[WORK TO COMPLETE]
Output every line exactly as written. Leave out pictures.

[DATA TO PROCESS]
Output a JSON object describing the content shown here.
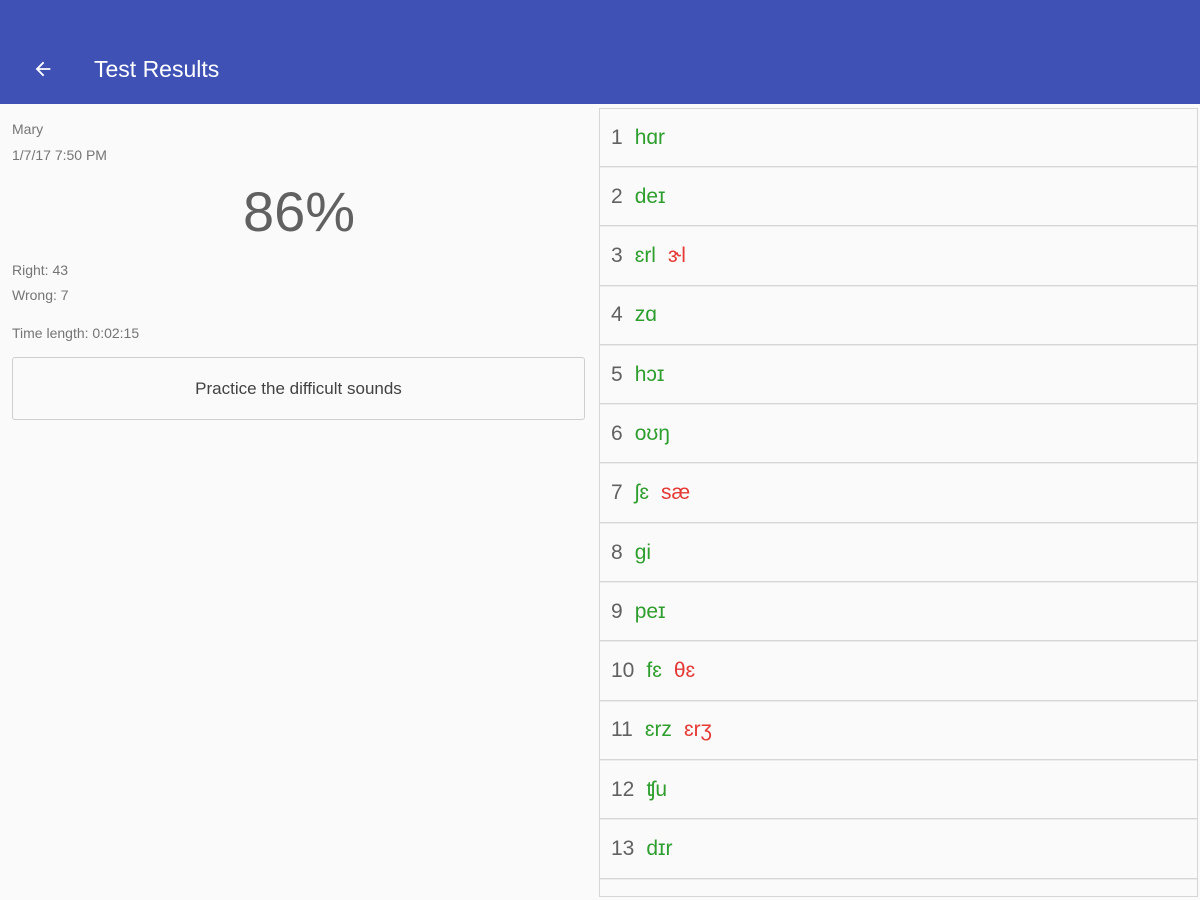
{
  "header": {
    "title": "Test Results",
    "back_icon": "arrow-left-icon"
  },
  "summary": {
    "name": "Mary",
    "datetime": "1/7/17 7:50 PM",
    "score": "86%",
    "right": "Right: 43",
    "wrong": "Wrong: 7",
    "time_length": "Time length: 0:02:15",
    "practice_label": "Practice the difficult sounds"
  },
  "colors": {
    "appbar": "#3f51b5",
    "correct": "#2e9e2e",
    "incorrect": "#e53935"
  },
  "results": [
    {
      "num": "1",
      "answer": "hɑr",
      "wrong": ""
    },
    {
      "num": "2",
      "answer": "deɪ",
      "wrong": ""
    },
    {
      "num": "3",
      "answer": "ɛrl",
      "wrong": "ɝl"
    },
    {
      "num": "4",
      "answer": "zɑ",
      "wrong": ""
    },
    {
      "num": "5",
      "answer": "hɔɪ",
      "wrong": ""
    },
    {
      "num": "6",
      "answer": "oʊŋ",
      "wrong": ""
    },
    {
      "num": "7",
      "answer": "ʃɛ",
      "wrong": "sæ"
    },
    {
      "num": "8",
      "answer": "gi",
      "wrong": ""
    },
    {
      "num": "9",
      "answer": "peɪ",
      "wrong": ""
    },
    {
      "num": "10",
      "answer": "fɛ",
      "wrong": "θɛ"
    },
    {
      "num": "11",
      "answer": "ɛrz",
      "wrong": "ɛrʒ"
    },
    {
      "num": "12",
      "answer": "ʧu",
      "wrong": ""
    },
    {
      "num": "13",
      "answer": "dɪr",
      "wrong": ""
    }
  ]
}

[OUTPUT FOR THIS EXERCISE]
Output a JSON object describing the content shown here.
{
  "header": {
    "title": "Test Results",
    "back_icon": "arrow-left-icon"
  },
  "summary": {
    "name": "Mary",
    "datetime": "1/7/17 7:50 PM",
    "score": "86%",
    "right": "Right: 43",
    "wrong": "Wrong: 7",
    "time_length": "Time length: 0:02:15",
    "practice_label": "Practice the difficult sounds"
  },
  "colors": {
    "appbar": "#3f51b5",
    "correct": "#2e9e2e",
    "incorrect": "#e53935"
  },
  "results": [
    {
      "num": "1",
      "answer": "hɑr",
      "wrong": ""
    },
    {
      "num": "2",
      "answer": "deɪ",
      "wrong": ""
    },
    {
      "num": "3",
      "answer": "ɛrl",
      "wrong": "ɝl"
    },
    {
      "num": "4",
      "answer": "zɑ",
      "wrong": ""
    },
    {
      "num": "5",
      "answer": "hɔɪ",
      "wrong": ""
    },
    {
      "num": "6",
      "answer": "oʊŋ",
      "wrong": ""
    },
    {
      "num": "7",
      "answer": "ʃɛ",
      "wrong": "sæ"
    },
    {
      "num": "8",
      "answer": "gi",
      "wrong": ""
    },
    {
      "num": "9",
      "answer": "peɪ",
      "wrong": ""
    },
    {
      "num": "10",
      "answer": "fɛ",
      "wrong": "θɛ"
    },
    {
      "num": "11",
      "answer": "ɛrz",
      "wrong": "ɛrʒ"
    },
    {
      "num": "12",
      "answer": "ʧu",
      "wrong": ""
    },
    {
      "num": "13",
      "answer": "dɪr",
      "wrong": ""
    }
  ]
}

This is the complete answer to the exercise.